An exact copy of all the data is required, with pictures left out.

_ _ _ _

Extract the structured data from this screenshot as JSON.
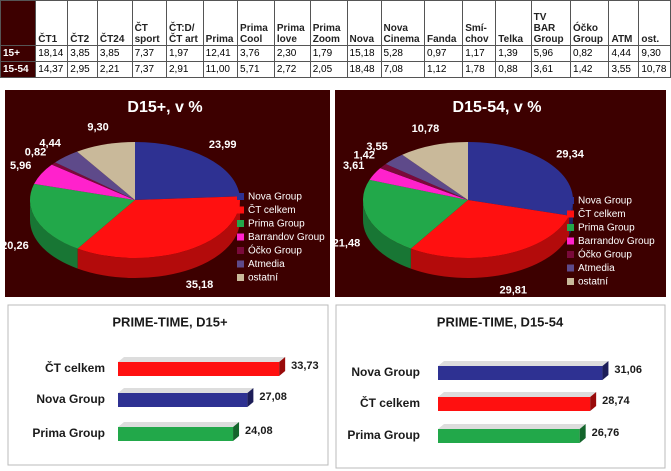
{
  "table": {
    "header": [
      "",
      "ČT1",
      "ČT2",
      "ČT24",
      "ČT\nsport",
      "ČT:D/\nČT art",
      "Prima",
      "Prima\nCool",
      "Prima\nlove",
      "Prima\nZoom",
      "Nova",
      "Nova\nCinema",
      "Fanda",
      "Smí-\nchov",
      "Telka",
      "TV BAR\nGroup",
      "Óčko\nGroup",
      "ATM",
      "ost."
    ],
    "rows": [
      [
        "15+",
        "18,14",
        "3,85",
        "3,85",
        "7,37",
        "1,97",
        "12,41",
        "3,76",
        "2,30",
        "1,79",
        "15,18",
        "5,28",
        "0,97",
        "1,17",
        "1,39",
        "5,96",
        "0,82",
        "4,44",
        "9,30"
      ],
      [
        "15-54",
        "14,37",
        "2,95",
        "2,21",
        "7,37",
        "2,91",
        "11,00",
        "5,71",
        "2,72",
        "2,05",
        "18,48",
        "7,08",
        "1,12",
        "1,78",
        "0,88",
        "3,61",
        "1,42",
        "3,55",
        "10,78"
      ]
    ]
  },
  "chart_data": [
    {
      "type": "pie",
      "title": "D15+, v %",
      "categories": [
        "Nova Group",
        "ČT celkem",
        "Prima Group",
        "Barrandov Group",
        "Óčko Group",
        "Atmedia",
        "ostatní"
      ],
      "values": [
        23.99,
        35.18,
        20.26,
        5.96,
        0.82,
        4.44,
        9.3
      ],
      "value_labels": [
        "23,99",
        "35,18",
        "20,26",
        "5,96",
        "0,82",
        "4,44",
        "9,30"
      ],
      "colors": [
        "#2e3192",
        "#ff1010",
        "#22a84a",
        "#ff22cc",
        "#7a0a3a",
        "#5e4a8a",
        "#c9b99a"
      ]
    },
    {
      "type": "pie",
      "title": "D15-54, v %",
      "categories": [
        "Nova Group",
        "ČT celkem",
        "Prima Group",
        "Barrandov Group",
        "Óčko Group",
        "Atmedia",
        "ostatní"
      ],
      "values": [
        29.34,
        29.81,
        21.48,
        3.61,
        1.42,
        3.55,
        10.78
      ],
      "value_labels": [
        "29,34",
        "29,81",
        "21,48",
        "3,61",
        "1,42",
        "3,55",
        "10,78"
      ],
      "colors": [
        "#2e3192",
        "#ff1010",
        "#22a84a",
        "#ff22cc",
        "#7a0a3a",
        "#5e4a8a",
        "#c9b99a"
      ]
    },
    {
      "type": "bar",
      "orientation": "horizontal",
      "title": "PRIME-TIME, D15+",
      "categories": [
        "ČT celkem",
        "Nova Group",
        "Prima Group"
      ],
      "values": [
        33.73,
        27.08,
        24.08
      ],
      "value_labels": [
        "33,73",
        "27,08",
        "24,08"
      ],
      "colors": [
        "#ff1010",
        "#2e3192",
        "#22a84a"
      ],
      "xlim": [
        0,
        36
      ]
    },
    {
      "type": "bar",
      "orientation": "horizontal",
      "title": "PRIME-TIME, D15-54",
      "categories": [
        "Nova Group",
        "ČT celkem",
        "Prima Group"
      ],
      "values": [
        31.06,
        28.74,
        26.76
      ],
      "value_labels": [
        "31,06",
        "28,74",
        "26,76"
      ],
      "colors": [
        "#2e3192",
        "#ff1010",
        "#22a84a"
      ],
      "xlim": [
        0,
        34
      ]
    }
  ]
}
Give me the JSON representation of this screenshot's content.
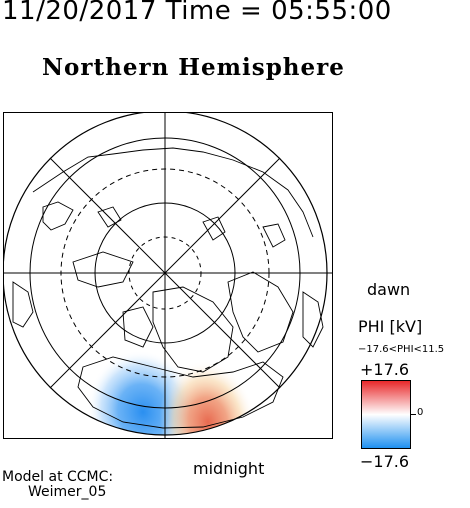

_ _ _ _

## Response
Extract the structured data from this screenshot as JSON.
{
  "table": {
    "header": [
      "",
      "ČT1",
      "ČT2",
      "ČT24",
      "ČT\nsport",
      "ČT:D/\nČT art",
      "Prima",
      "Prima\nCool",
      "Prima\nlove",
      "Prima\nZoom",
      "Nova",
      "Nova\nCinema",
      "Fanda",
      "Smí-\nchov",
      "Telka",
      "TV BAR\nGroup",
      "Óčko\nGroup",
      "ATM",
      "ost."
    ],
    "rows": [
      [
        "15+",
        "18,14",
        "3,85",
        "3,85",
        "7,37",
        "1,97",
        "12,41",
        "3,76",
        "2,30",
        "1,79",
        "15,18",
        "5,28",
        "0,97",
        "1,17",
        "1,39",
        "5,96",
        "0,82",
        "4,44",
        "9,30"
      ],
      [
        "15-54",
        "14,37",
        "2,95",
        "2,21",
        "7,37",
        "2,91",
        "11,00",
        "5,71",
        "2,72",
        "2,05",
        "18,48",
        "7,08",
        "1,12",
        "1,78",
        "0,88",
        "3,61",
        "1,42",
        "3,55",
        "10,78"
      ]
    ]
  },
  "chart_data": [
    {
      "type": "pie",
      "title": "D15+, v %",
      "categories": [
        "Nova Group",
        "ČT celkem",
        "Prima Group",
        "Barrandov Group",
        "Óčko Group",
        "Atmedia",
        "ostatní"
      ],
      "values": [
        23.99,
        35.18,
        20.26,
        5.96,
        0.82,
        4.44,
        9.3
      ],
      "value_labels": [
        "23,99",
        "35,18",
        "20,26",
        "5,96",
        "0,82",
        "4,44",
        "9,30"
      ],
      "colors": [
        "#2e3192",
        "#ff1010",
        "#22a84a",
        "#ff22cc",
        "#7a0a3a",
        "#5e4a8a",
        "#c9b99a"
      ]
    },
    {
      "type": "pie",
      "title": "D15-54, v %",
      "categories": [
        "Nova Group",
        "ČT celkem",
        "Prima Group",
        "Barrandov Group",
        "Óčko Group",
        "Atmedia",
        "ostatní"
      ],
      "values": [
        29.34,
        29.81,
        21.48,
        3.61,
        1.42,
        3.55,
        10.78
      ],
      "value_labels": [
        "29,34",
        "29,81",
        "21,48",
        "3,61",
        "1,42",
        "3,55",
        "10,78"
      ],
      "colors": [
        "#2e3192",
        "#ff1010",
        "#22a84a",
        "#ff22cc",
        "#7a0a3a",
        "#5e4a8a",
        "#c9b99a"
      ]
    },
    {
      "type": "bar",
      "orientation": "horizontal",
      "title": "PRIME-TIME, D15+",
      "categories": [
        "ČT celkem",
        "Nova Group",
        "Prima Group"
      ],
      "values": [
        33.73,
        27.08,
        24.08
      ],
      "value_labels": [
        "33,73",
        "27,08",
        "24,08"
      ],
      "colors": [
        "#ff1010",
        "#2e3192",
        "#22a84a"
      ],
      "xlim": [
        0,
        36
      ]
    },
    {
      "type": "bar",
      "orientation": "horizontal",
      "title": "PRIME-TIME, D15-54",
      "categories": [
        "Nova Group",
        "ČT celkem",
        "Prima Group"
      ],
      "values": [
        31.06,
        28.74,
        26.76
      ],
      "value_labels": [
        "31,06",
        "28,74",
        "26,76"
      ],
      "colors": [
        "#2e3192",
        "#ff1010",
        "#22a84a"
      ],
      "xlim": [
        0,
        34
      ]
    }
  ]
}
Give me the JSON representation of this screenshot's content.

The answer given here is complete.